-- START Listed records --

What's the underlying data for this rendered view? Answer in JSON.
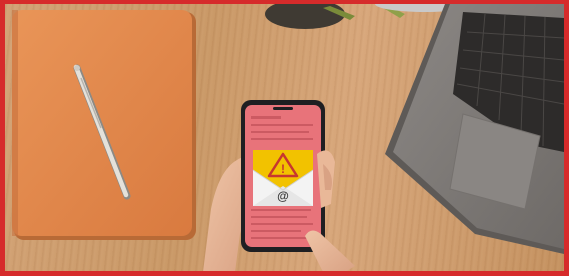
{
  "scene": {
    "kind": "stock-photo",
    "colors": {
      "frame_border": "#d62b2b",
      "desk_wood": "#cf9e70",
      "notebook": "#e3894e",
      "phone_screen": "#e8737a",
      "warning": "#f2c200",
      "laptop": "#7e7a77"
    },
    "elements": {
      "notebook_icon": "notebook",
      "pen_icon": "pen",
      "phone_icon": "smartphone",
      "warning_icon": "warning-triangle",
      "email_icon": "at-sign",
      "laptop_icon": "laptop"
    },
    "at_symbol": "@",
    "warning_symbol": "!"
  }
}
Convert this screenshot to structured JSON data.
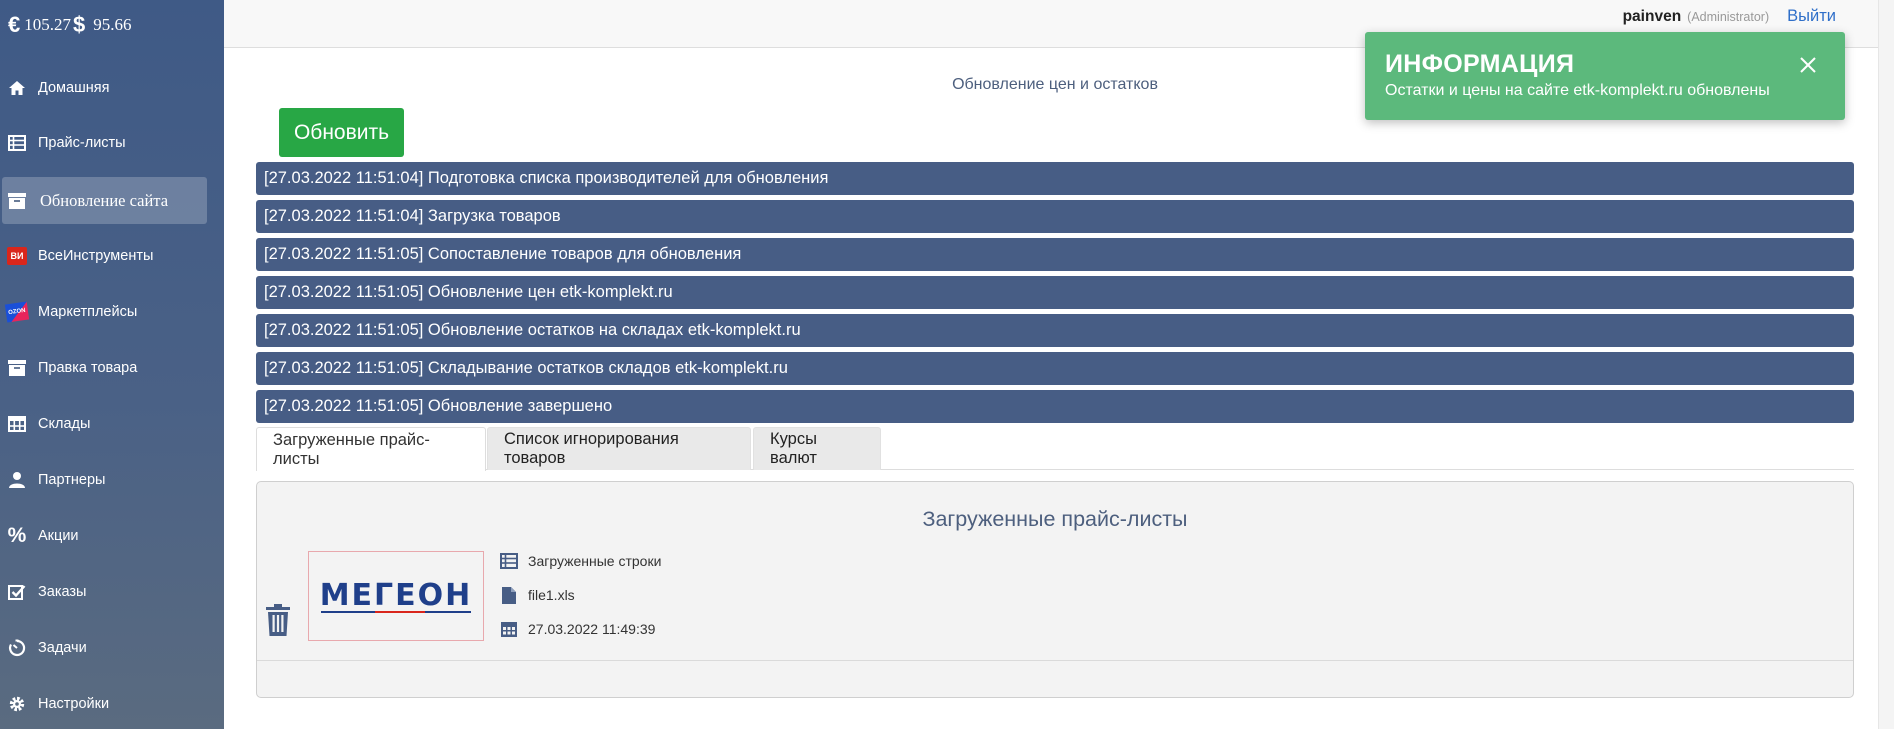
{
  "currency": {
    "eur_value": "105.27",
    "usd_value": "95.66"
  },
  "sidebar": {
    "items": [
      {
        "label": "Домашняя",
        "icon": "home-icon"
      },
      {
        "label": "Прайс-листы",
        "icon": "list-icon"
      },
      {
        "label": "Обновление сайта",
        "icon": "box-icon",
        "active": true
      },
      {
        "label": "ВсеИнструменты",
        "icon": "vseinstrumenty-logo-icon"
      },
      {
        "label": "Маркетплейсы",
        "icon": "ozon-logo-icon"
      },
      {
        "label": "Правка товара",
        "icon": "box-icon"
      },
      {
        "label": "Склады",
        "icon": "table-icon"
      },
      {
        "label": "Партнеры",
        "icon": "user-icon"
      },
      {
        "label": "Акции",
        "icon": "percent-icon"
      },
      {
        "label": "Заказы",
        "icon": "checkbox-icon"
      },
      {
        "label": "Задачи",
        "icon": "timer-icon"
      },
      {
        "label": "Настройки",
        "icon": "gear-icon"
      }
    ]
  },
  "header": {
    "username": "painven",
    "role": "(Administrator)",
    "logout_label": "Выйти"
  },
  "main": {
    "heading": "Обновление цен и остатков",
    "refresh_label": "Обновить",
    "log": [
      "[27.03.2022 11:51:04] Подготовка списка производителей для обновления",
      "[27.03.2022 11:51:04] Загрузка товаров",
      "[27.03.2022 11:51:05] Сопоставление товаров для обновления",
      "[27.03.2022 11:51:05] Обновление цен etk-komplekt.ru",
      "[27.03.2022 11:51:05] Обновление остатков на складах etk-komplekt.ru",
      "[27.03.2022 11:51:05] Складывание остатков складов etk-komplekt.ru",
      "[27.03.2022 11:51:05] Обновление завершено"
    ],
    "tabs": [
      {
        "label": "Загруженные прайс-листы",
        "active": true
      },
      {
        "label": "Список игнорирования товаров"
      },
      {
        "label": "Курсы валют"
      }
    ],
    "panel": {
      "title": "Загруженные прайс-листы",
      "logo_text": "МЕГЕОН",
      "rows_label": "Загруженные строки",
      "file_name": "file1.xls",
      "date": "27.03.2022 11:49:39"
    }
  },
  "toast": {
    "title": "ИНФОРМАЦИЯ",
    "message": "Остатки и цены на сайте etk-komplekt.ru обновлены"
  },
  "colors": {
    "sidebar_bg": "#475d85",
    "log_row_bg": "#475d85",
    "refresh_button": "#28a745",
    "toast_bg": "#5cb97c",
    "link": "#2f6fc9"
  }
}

-- END Listed records --

→ **Problem to solve**:
Locate the word "komplekt" in the data above. Copy every line carrying it.

→ **Exercise response**:
      "[27.03.2022 11:51:05] Обновление цен etk-komplekt.ru",
      "[27.03.2022 11:51:05] Обновление остатков на складах etk-komplekt.ru",
      "[27.03.2022 11:51:05] Складывание остатков складов etk-komplekt.ru",
    "message": "Остатки и цены на сайте etk-komplekt.ru обновлены"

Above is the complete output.